Give the number of lines in the entries that contain "JSON". State only the count.

■ Excerpt from a dataset ■
# # # # # # #
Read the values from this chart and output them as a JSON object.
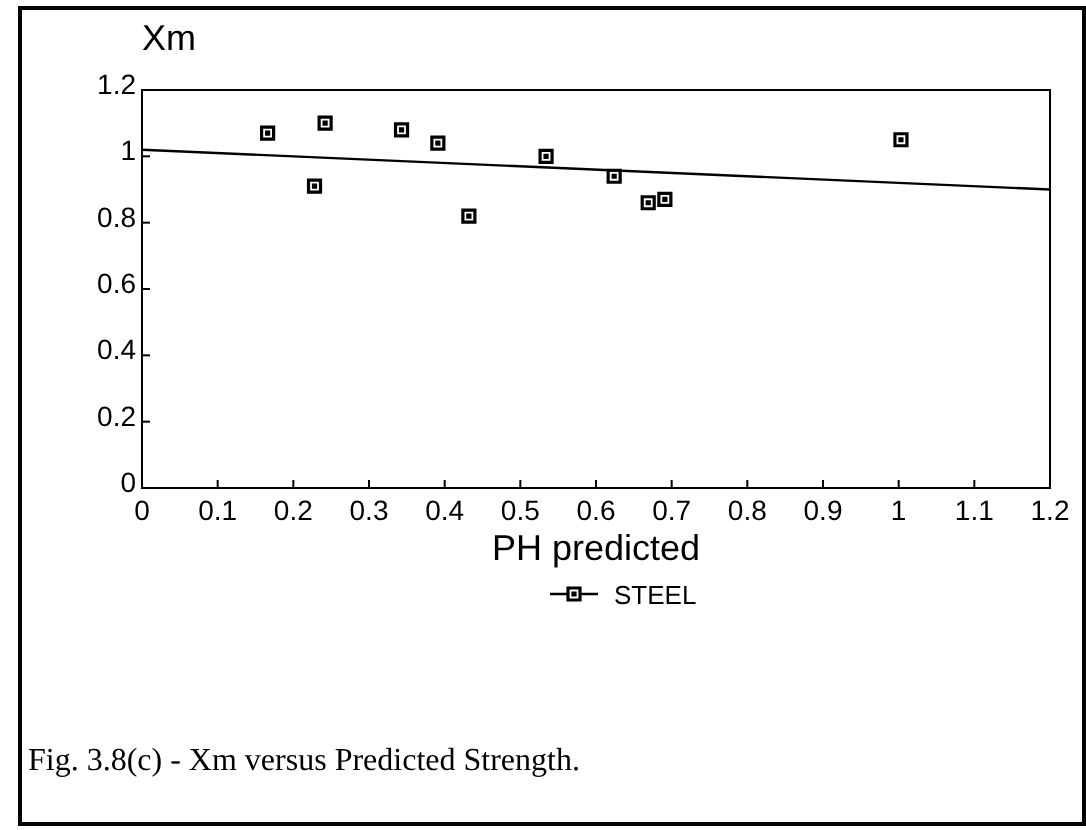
{
  "chart_data": {
    "type": "scatter",
    "xlabel": "PH predicted",
    "ylabel": "Xm",
    "xlim": [
      0,
      1.2
    ],
    "xticks": [
      0,
      0.1,
      0.2,
      0.3,
      0.4,
      0.5,
      0.6,
      0.7,
      0.8,
      0.9,
      1,
      1.1,
      1.2
    ],
    "ylim": [
      0,
      1.2
    ],
    "yticks": [
      0,
      0.2,
      0.4,
      0.6,
      0.8,
      1,
      1.2
    ],
    "grid": false,
    "legend": "bottom",
    "marker": "square",
    "series": [
      {
        "name": "STEEL",
        "color": "#000000",
        "x": [
          0.166,
          0.228,
          0.242,
          0.343,
          0.391,
          0.432,
          0.534,
          0.624,
          0.669,
          0.691,
          1.003
        ],
        "values": [
          1.07,
          0.91,
          1.1,
          1.08,
          1.04,
          0.82,
          1.0,
          0.94,
          0.86,
          0.87,
          1.05
        ]
      },
      {
        "type": "line",
        "color": "#000000",
        "marker": "none",
        "line_style": "solid",
        "x": [
          0,
          1.2
        ],
        "values": [
          1.02,
          0.9
        ]
      }
    ],
    "annotations": [
      "Fig. 3.8(c) - Xm versus Predicted Strength."
    ]
  }
}
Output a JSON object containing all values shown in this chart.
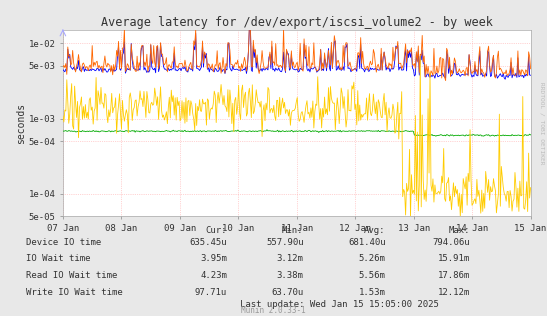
# # # # # # #
■ EXERCISE SOLUTION ■
2